Write each record again exactly as it stands.

Stored items
[BEGIN]

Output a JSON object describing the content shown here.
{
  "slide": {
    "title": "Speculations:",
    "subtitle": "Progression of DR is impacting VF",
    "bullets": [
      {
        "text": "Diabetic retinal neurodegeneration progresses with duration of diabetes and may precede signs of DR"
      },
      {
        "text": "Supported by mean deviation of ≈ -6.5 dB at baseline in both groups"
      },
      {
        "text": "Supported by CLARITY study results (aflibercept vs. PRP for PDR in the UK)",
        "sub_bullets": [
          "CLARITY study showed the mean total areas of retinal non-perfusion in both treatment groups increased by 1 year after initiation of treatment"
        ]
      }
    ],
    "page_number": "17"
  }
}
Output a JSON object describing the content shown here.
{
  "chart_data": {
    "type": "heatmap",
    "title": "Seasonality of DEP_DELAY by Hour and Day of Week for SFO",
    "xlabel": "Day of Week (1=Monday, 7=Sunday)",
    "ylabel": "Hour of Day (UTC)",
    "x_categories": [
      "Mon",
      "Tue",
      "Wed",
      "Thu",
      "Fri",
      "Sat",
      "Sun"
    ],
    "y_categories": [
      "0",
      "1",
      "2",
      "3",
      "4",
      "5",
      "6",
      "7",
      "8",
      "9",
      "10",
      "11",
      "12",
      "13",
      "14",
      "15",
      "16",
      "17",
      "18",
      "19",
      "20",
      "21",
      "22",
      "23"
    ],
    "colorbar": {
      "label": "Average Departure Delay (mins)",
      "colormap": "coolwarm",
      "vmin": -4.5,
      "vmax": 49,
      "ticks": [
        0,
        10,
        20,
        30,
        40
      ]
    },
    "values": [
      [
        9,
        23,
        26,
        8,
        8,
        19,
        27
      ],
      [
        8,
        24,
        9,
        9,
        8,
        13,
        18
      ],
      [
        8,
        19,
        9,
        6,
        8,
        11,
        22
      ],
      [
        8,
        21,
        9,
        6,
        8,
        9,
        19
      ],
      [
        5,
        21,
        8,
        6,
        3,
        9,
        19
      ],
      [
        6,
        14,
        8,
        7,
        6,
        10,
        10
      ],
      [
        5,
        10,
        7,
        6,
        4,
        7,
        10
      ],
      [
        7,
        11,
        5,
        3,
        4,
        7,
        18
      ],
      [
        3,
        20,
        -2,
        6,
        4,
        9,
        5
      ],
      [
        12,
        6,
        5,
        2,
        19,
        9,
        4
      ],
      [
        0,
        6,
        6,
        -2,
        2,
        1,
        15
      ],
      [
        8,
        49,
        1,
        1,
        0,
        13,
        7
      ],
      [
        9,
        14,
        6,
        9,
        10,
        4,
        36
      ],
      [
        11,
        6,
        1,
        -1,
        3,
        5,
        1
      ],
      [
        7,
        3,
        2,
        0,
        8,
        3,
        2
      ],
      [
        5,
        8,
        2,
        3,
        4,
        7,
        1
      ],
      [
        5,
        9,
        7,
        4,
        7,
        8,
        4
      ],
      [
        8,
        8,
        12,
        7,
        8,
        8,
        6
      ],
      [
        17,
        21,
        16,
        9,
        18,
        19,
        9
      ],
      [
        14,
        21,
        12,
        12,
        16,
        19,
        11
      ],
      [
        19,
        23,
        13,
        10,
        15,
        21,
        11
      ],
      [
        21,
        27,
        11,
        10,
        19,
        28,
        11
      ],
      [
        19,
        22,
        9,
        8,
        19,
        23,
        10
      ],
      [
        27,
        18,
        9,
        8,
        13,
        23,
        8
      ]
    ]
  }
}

[END]

## COMPLETED TASK
Output a JSON object describing the content shown here.
{
  "slide": {
    "title": "Speculations:",
    "subtitle": "Progression of DR is impacting VF",
    "bullets": [
      {
        "text": "Diabetic retinal neurodegeneration progresses with duration of diabetes and may precede signs of DR"
      },
      {
        "text": "Supported by mean deviation of ≈ -6.5 dB at baseline in both groups"
      },
      {
        "text": "Supported by CLARITY study results (aflibercept vs. PRP for PDR in the UK)",
        "sub_bullets": [
          "CLARITY study showed the mean total areas of retinal non-perfusion in both treatment groups increased by 1 year after initiation of treatment"
        ]
      }
    ],
    "page_number": "17"
  }
}
Output a JSON object describing the content shown here.
{
  "chart_data": {
    "type": "heatmap",
    "title": "Seasonality of DEP_DELAY by Hour and Day of Week for SFO",
    "xlabel": "Day of Week (1=Monday, 7=Sunday)",
    "ylabel": "Hour of Day (UTC)",
    "x_categories": [
      "Mon",
      "Tue",
      "Wed",
      "Thu",
      "Fri",
      "Sat",
      "Sun"
    ],
    "y_categories": [
      "0",
      "1",
      "2",
      "3",
      "4",
      "5",
      "6",
      "7",
      "8",
      "9",
      "10",
      "11",
      "12",
      "13",
      "14",
      "15",
      "16",
      "17",
      "18",
      "19",
      "20",
      "21",
      "22",
      "23"
    ],
    "colorbar": {
      "label": "Average Departure Delay (mins)",
      "colormap": "coolwarm",
      "vmin": -4.5,
      "vmax": 49,
      "ticks": [
        0,
        10,
        20,
        30,
        40
      ]
    },
    "values": [
      [
        9,
        23,
        26,
        8,
        8,
        19,
        27
      ],
      [
        8,
        24,
        9,
        9,
        8,
        13,
        18
      ],
      [
        8,
        19,
        9,
        6,
        8,
        11,
        22
      ],
      [
        8,
        21,
        9,
        6,
        8,
        9,
        19
      ],
      [
        5,
        21,
        8,
        6,
        3,
        9,
        19
      ],
      [
        6,
        14,
        8,
        7,
        6,
        10,
        10
      ],
      [
        5,
        10,
        7,
        6,
        4,
        7,
        10
      ],
      [
        7,
        11,
        5,
        3,
        4,
        7,
        18
      ],
      [
        3,
        20,
        -2,
        6,
        4,
        9,
        5
      ],
      [
        12,
        6,
        5,
        2,
        19,
        9,
        4
      ],
      [
        0,
        6,
        6,
        -2,
        2,
        1,
        15
      ],
      [
        8,
        49,
        1,
        1,
        0,
        13,
        7
      ],
      [
        9,
        14,
        6,
        9,
        10,
        4,
        36
      ],
      [
        11,
        6,
        1,
        -1,
        3,
        5,
        1
      ],
      [
        7,
        3,
        2,
        0,
        8,
        3,
        2
      ],
      [
        5,
        8,
        2,
        3,
        4,
        7,
        1
      ],
      [
        5,
        9,
        7,
        4,
        7,
        8,
        4
      ],
      [
        8,
        8,
        12,
        7,
        8,
        8,
        6
      ],
      [
        17,
        21,
        16,
        9,
        18,
        19,
        9
      ],
      [
        14,
        21,
        12,
        12,
        16,
        19,
        11
      ],
      [
        19,
        23,
        13,
        10,
        15,
        21,
        11
      ],
      [
        21,
        27,
        11,
        10,
        19,
        28,
        11
      ],
      [
        19,
        22,
        9,
        8,
        19,
        23,
        10
      ],
      [
        27,
        18,
        9,
        8,
        13,
        23,
        8
      ]
    ]
  }
}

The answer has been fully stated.